→ **Supplied entries**

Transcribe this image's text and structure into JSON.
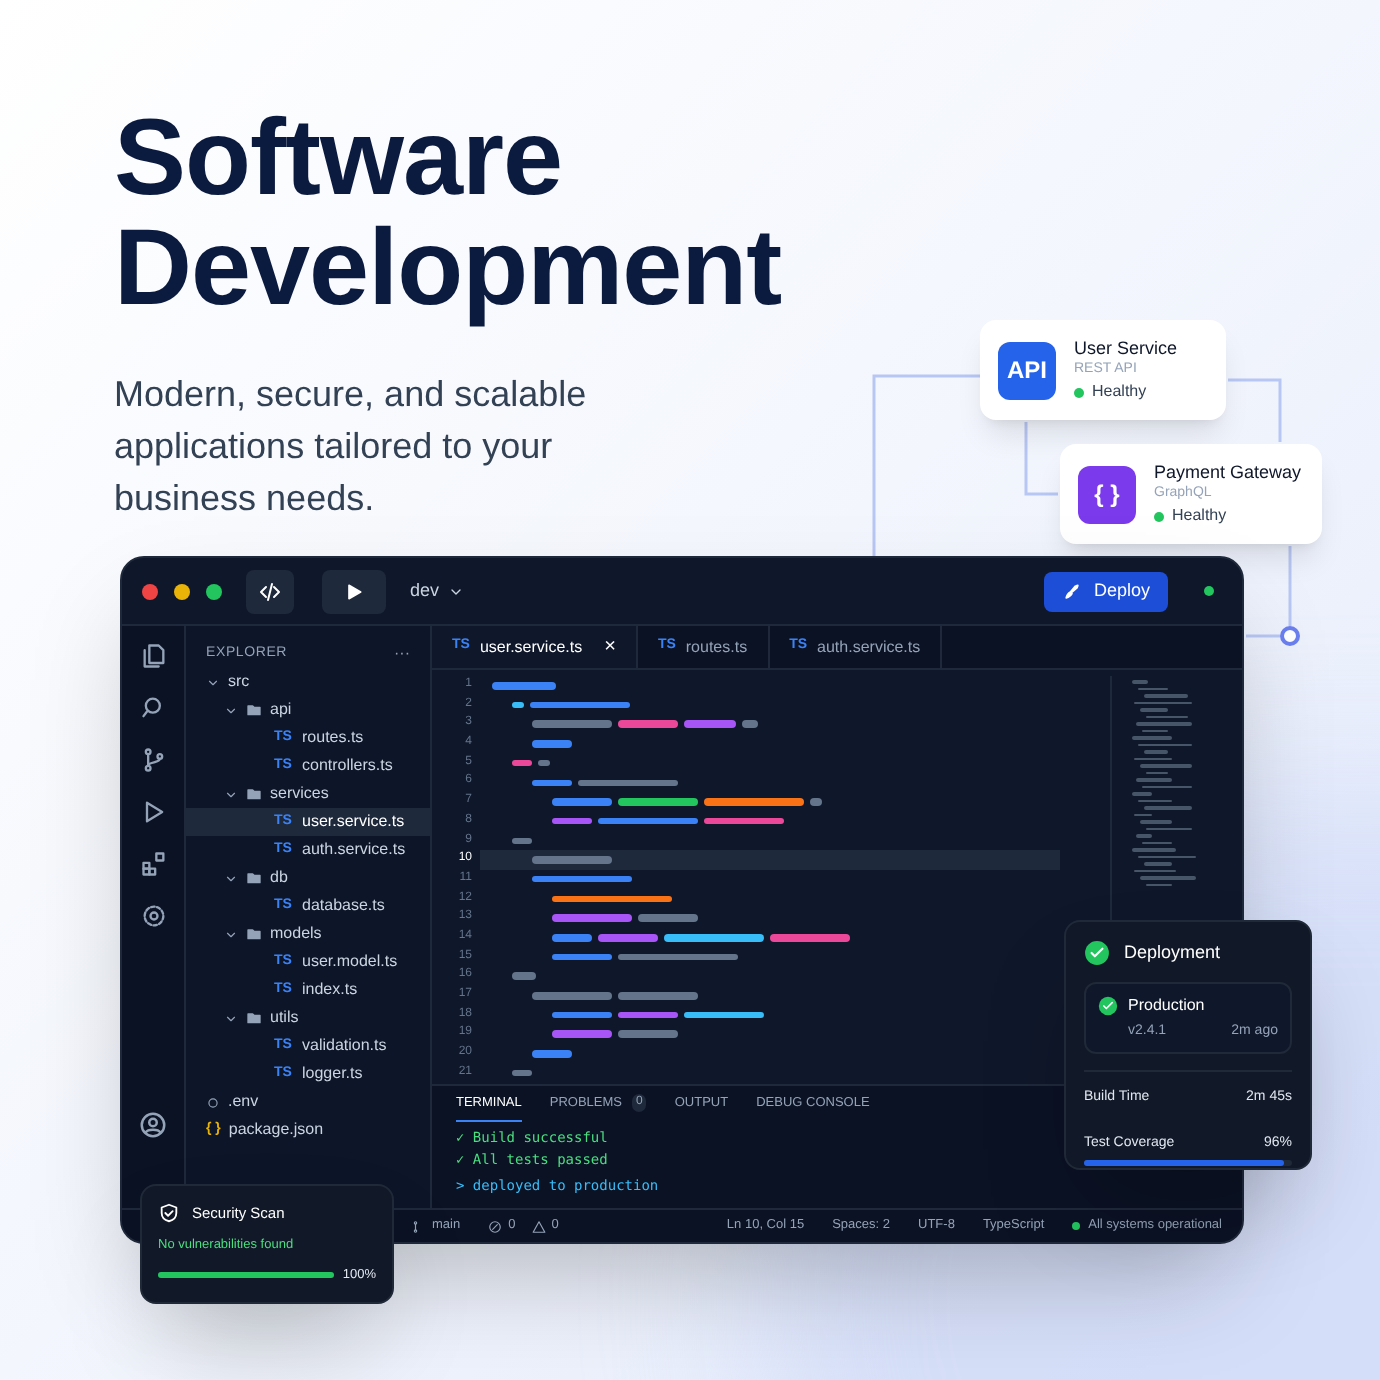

--

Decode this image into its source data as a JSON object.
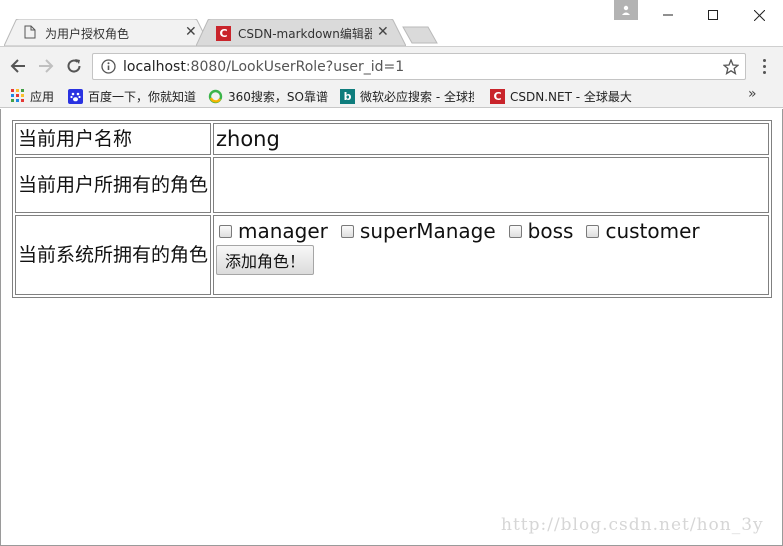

==

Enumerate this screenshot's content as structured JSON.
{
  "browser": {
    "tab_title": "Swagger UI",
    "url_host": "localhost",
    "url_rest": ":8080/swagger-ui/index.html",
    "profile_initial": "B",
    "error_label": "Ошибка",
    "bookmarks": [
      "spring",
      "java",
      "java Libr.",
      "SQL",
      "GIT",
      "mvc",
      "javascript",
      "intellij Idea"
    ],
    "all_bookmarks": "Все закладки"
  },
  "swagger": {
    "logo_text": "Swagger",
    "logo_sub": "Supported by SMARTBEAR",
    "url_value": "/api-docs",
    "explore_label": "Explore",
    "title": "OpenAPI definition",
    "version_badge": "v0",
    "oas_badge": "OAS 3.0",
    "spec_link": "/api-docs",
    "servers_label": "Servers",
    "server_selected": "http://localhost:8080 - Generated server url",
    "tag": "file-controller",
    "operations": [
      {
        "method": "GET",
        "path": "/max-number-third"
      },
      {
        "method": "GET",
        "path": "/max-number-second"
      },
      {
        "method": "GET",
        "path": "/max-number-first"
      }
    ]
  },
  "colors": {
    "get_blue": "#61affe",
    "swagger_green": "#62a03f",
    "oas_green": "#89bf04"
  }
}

→ **Exercise goal**
Look above for every line with the word "into" and copy it.

→ **Answer to this problem**
Transcribe this image's text and structure into JSON.
Decode this image into its source data as a JSON object.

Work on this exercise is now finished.